***** EXERCISE MATERIALS *****

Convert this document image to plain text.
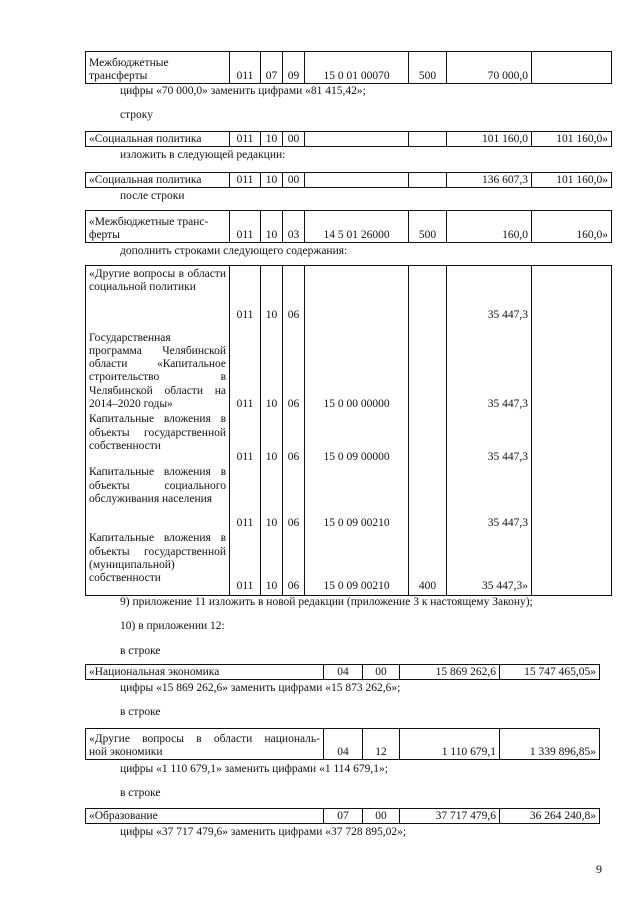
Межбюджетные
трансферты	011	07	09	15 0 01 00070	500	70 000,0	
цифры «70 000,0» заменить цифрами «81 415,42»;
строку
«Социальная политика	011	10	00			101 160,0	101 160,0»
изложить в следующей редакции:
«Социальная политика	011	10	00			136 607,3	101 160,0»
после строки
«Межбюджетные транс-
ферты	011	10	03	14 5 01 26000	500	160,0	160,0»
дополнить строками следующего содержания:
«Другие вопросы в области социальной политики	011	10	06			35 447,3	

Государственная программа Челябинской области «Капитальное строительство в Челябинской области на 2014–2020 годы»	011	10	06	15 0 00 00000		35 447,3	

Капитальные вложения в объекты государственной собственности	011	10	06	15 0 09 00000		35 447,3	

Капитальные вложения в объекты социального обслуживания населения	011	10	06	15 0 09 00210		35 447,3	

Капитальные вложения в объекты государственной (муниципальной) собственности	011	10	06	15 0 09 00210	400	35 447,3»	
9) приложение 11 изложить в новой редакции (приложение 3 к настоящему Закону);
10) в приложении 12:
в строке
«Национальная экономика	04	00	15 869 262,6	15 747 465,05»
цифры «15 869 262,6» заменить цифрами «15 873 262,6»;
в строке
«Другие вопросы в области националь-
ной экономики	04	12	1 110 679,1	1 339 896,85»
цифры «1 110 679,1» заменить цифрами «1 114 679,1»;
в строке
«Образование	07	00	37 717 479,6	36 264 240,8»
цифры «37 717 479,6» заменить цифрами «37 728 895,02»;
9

*****

From the data, list each line in which the string "Капитальные" appears.

Капитальные вложения в объекты государственной собственности	011	10	06	15 0 09 00000		35 447,3	
Капитальные вложения в объекты социального обслуживания населения	011	10	06	15 0 09 00210		35 447,3	
Капитальные вложения в объекты государственной (муниципальной) собственности	011	10	06	15 0 09 00210	400	35 447,3»	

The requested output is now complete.